### [Exercise prompt]
Please return every line from the entries that has the string "mean" in it.

• • •

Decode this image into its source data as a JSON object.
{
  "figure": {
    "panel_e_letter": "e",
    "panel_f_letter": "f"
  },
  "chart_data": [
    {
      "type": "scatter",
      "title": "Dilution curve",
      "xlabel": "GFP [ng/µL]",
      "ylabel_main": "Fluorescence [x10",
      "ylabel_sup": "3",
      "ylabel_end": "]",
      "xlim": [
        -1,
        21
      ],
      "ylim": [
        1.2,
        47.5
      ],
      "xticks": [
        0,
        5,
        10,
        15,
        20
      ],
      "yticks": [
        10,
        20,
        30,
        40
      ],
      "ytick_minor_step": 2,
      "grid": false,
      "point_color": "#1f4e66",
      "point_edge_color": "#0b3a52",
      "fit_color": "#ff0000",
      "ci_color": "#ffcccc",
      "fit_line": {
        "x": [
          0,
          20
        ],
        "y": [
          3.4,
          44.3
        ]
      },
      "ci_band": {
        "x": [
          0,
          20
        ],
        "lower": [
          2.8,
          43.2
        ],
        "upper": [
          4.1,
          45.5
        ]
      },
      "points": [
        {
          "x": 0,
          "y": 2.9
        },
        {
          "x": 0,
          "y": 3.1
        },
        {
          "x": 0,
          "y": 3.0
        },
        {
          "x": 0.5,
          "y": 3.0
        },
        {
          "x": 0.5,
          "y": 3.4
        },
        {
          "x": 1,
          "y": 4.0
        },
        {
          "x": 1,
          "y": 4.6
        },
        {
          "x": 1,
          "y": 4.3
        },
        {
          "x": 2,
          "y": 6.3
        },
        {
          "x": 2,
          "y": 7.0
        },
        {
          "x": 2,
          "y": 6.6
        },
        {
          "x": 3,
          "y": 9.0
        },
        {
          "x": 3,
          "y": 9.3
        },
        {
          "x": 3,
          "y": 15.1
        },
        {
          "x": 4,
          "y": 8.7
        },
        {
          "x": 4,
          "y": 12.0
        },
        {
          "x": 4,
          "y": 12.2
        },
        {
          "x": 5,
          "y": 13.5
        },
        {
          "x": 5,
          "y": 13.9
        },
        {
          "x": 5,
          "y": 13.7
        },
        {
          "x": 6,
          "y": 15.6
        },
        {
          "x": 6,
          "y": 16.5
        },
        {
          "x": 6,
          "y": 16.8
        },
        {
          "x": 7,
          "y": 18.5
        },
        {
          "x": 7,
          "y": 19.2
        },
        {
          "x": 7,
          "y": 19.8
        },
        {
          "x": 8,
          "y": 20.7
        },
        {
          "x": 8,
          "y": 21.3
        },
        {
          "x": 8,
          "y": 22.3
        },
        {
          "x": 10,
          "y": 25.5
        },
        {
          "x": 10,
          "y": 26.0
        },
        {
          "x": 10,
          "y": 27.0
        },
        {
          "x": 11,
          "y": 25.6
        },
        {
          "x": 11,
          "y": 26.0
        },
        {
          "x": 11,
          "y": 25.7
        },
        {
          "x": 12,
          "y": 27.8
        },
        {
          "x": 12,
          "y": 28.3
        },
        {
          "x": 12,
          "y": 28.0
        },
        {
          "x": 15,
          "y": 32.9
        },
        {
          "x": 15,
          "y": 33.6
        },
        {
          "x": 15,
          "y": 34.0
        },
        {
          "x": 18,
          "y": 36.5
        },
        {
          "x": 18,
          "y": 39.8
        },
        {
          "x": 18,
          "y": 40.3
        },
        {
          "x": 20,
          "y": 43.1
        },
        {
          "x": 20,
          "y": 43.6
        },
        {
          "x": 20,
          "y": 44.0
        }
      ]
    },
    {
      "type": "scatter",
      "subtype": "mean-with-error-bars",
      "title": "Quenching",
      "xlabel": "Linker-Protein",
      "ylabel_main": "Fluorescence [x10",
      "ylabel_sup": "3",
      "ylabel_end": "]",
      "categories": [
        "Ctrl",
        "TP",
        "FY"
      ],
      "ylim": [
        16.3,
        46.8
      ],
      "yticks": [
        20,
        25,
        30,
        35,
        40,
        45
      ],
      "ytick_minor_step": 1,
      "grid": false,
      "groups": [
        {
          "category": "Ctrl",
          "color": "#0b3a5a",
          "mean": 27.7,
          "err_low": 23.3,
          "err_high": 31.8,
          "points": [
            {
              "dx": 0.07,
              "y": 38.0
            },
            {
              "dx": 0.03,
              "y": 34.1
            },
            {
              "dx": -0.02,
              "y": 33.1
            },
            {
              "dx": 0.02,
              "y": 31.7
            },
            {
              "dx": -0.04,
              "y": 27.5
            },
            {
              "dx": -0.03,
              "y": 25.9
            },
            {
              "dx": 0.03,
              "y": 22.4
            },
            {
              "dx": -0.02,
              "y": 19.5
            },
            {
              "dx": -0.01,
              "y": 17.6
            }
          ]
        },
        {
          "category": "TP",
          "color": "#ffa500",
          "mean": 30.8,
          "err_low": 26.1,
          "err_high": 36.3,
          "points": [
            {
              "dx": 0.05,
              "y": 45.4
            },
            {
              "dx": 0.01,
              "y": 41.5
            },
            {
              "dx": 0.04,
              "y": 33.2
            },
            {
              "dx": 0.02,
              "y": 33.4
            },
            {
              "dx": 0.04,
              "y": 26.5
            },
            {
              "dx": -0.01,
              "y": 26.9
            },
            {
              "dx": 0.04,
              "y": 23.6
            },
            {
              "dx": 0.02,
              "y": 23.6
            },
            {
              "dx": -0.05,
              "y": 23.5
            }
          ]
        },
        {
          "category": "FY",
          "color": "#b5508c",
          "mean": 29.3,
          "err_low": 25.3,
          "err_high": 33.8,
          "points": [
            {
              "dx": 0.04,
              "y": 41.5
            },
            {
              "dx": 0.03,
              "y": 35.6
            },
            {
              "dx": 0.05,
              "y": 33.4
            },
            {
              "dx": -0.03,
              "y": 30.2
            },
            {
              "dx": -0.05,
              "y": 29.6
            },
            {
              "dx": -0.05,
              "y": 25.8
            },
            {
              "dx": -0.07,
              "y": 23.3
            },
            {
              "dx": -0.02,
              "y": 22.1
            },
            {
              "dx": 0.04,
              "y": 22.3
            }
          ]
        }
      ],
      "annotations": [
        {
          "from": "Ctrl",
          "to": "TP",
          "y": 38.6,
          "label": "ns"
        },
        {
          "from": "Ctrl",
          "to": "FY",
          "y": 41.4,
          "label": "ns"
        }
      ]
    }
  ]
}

• • •

### [Result of the task]
      "subtype": "mean-with-error-bars",
          "mean": 27.7,
          "mean": 30.8,
          "mean": 29.3,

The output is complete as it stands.